CHALLENGE
Give again, word for word, the part of the items that opens with their first line and closes with the line containing "toc-page-number: 30 xyxy=(687,523,708,541)", both ends included.

## start

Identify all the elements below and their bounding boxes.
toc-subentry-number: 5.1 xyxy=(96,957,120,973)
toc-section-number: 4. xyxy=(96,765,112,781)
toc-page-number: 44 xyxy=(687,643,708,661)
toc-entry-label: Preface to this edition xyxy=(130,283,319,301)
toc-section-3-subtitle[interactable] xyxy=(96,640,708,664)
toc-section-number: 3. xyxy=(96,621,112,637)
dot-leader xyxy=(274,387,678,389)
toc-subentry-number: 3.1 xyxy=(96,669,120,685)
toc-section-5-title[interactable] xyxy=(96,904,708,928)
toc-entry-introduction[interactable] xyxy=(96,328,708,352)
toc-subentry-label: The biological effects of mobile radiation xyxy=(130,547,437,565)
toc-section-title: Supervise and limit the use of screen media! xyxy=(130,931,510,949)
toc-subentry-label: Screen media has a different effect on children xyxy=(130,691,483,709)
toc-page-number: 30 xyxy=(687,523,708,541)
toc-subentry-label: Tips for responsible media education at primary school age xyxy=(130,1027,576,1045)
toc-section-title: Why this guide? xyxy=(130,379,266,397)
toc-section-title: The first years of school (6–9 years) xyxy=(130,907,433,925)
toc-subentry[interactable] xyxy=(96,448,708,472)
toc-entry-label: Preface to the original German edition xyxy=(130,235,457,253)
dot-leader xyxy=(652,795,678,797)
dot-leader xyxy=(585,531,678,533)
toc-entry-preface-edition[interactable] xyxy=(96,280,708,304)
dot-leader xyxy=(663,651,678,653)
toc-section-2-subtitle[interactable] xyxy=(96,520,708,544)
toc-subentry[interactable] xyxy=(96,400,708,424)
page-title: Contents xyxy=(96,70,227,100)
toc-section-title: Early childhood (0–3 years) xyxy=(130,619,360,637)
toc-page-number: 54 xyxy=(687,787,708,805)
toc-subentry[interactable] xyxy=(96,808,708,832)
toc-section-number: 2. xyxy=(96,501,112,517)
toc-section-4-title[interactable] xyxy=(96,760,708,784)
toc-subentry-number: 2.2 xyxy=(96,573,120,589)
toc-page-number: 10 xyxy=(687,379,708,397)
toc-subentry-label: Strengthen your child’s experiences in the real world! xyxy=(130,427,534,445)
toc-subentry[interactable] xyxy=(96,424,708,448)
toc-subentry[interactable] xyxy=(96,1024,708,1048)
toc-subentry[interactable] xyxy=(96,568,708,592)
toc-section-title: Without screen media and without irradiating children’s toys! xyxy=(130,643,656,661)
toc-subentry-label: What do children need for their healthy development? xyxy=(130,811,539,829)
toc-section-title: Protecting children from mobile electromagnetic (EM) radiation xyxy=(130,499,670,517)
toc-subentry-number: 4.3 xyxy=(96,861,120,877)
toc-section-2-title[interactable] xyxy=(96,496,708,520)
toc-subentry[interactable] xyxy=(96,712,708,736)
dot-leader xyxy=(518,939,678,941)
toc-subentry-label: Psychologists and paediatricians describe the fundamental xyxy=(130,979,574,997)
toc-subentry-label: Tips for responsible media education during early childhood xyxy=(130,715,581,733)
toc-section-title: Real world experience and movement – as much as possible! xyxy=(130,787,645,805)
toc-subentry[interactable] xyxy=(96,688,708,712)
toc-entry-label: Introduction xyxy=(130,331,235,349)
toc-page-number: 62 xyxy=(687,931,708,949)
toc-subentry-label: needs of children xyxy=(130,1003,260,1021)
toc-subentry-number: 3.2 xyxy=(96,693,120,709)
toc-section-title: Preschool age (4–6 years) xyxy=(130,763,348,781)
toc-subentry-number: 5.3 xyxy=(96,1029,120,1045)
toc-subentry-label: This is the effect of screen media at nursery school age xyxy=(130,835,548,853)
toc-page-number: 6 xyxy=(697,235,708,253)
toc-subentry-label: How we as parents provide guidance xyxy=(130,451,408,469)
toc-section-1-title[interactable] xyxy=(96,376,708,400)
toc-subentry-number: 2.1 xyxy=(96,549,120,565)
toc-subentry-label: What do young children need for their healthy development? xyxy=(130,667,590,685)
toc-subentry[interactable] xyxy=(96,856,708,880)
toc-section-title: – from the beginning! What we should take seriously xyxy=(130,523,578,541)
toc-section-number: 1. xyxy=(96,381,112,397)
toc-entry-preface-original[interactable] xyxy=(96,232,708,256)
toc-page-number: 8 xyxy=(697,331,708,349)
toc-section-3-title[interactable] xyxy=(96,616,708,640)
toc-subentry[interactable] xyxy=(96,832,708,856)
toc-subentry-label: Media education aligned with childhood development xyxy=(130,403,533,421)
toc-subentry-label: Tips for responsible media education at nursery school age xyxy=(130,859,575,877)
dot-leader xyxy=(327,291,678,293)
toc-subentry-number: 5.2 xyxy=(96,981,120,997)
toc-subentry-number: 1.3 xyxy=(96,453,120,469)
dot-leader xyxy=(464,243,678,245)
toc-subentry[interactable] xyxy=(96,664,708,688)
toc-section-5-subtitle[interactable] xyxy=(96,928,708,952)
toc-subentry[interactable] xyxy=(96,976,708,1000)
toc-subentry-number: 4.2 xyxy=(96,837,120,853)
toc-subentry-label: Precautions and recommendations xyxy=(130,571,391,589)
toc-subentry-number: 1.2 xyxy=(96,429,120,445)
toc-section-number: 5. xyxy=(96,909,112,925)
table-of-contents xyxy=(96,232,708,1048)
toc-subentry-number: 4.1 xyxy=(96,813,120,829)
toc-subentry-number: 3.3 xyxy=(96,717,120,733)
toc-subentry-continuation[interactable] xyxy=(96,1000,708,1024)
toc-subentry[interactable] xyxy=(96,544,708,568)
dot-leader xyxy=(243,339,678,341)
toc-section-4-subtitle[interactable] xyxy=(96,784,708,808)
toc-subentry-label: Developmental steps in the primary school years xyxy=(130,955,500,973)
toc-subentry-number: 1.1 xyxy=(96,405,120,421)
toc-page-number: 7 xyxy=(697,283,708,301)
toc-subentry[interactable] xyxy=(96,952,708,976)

## end

OUTPUT FOR THIS EXERCISE
Identify all the elements below and their bounding boxes.
toc-subentry-number: 5.1 xyxy=(96,957,120,973)
toc-section-number: 4. xyxy=(96,765,112,781)
toc-page-number: 44 xyxy=(687,643,708,661)
toc-entry-label: Preface to this edition xyxy=(130,283,319,301)
toc-section-3-subtitle[interactable] xyxy=(96,640,708,664)
toc-section-number: 3. xyxy=(96,621,112,637)
dot-leader xyxy=(274,387,678,389)
toc-subentry-number: 3.1 xyxy=(96,669,120,685)
toc-section-5-title[interactable] xyxy=(96,904,708,928)
toc-entry-introduction[interactable] xyxy=(96,328,708,352)
toc-subentry-label: The biological effects of mobile radiation xyxy=(130,547,437,565)
toc-section-title: Supervise and limit the use of screen media! xyxy=(130,931,510,949)
toc-subentry-label: Screen media has a different effect on children xyxy=(130,691,483,709)
toc-page-number: 30 xyxy=(687,523,708,541)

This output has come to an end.